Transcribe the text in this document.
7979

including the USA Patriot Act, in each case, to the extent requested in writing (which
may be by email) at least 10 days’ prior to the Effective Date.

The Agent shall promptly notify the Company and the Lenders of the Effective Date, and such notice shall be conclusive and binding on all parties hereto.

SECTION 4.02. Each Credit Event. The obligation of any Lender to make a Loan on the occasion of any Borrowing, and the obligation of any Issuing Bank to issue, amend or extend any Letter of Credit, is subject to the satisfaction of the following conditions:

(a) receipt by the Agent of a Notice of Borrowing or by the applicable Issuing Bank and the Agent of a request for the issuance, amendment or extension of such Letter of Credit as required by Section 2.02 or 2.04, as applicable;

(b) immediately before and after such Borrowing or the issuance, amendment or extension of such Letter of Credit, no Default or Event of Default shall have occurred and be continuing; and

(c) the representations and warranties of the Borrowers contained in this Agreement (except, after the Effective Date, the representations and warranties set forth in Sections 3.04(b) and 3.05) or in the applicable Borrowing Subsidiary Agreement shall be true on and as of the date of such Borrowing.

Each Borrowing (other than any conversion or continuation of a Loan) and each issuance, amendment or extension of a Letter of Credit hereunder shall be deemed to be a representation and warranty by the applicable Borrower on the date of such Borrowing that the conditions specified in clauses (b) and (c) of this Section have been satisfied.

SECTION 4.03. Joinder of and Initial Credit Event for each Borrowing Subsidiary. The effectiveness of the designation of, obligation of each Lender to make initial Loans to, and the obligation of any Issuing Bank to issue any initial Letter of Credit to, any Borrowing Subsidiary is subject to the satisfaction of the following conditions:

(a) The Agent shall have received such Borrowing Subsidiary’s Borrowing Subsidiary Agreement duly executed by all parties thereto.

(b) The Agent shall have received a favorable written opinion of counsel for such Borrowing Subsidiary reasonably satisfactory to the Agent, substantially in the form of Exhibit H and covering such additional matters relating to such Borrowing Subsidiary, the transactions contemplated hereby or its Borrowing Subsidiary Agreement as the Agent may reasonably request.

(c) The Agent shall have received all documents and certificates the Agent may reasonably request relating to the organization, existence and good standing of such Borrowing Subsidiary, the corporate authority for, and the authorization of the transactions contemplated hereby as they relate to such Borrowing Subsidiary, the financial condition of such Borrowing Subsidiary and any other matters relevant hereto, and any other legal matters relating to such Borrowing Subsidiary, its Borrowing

### EXERCISE BRIEF
In the records above, find each line with the word "hereby" and copy it.

### WRITTEN SOLUTION
(b) The Agent shall have received a favorable written opinion of counsel for such Borrowing Subsidiary reasonably satisfactory to the Agent, substantially in the form of Exhibit H and covering such additional matters relating to such Borrowing Subsidiary, the transactions contemplated hereby or its Borrowing Subsidiary Agreement as the Agent may reasonably request.
(c) The Agent shall have received all documents and certificates the Agent may reasonably request relating to the organization, existence and good standing of such Borrowing Subsidiary, the corporate authority for, and the authorization of the transactions contemplated hereby as they relate to such Borrowing Subsidiary, the financial condition of such Borrowing Subsidiary and any other matters relevant hereto, and any other legal matters relating to such Borrowing Subsidiary, its Borrowing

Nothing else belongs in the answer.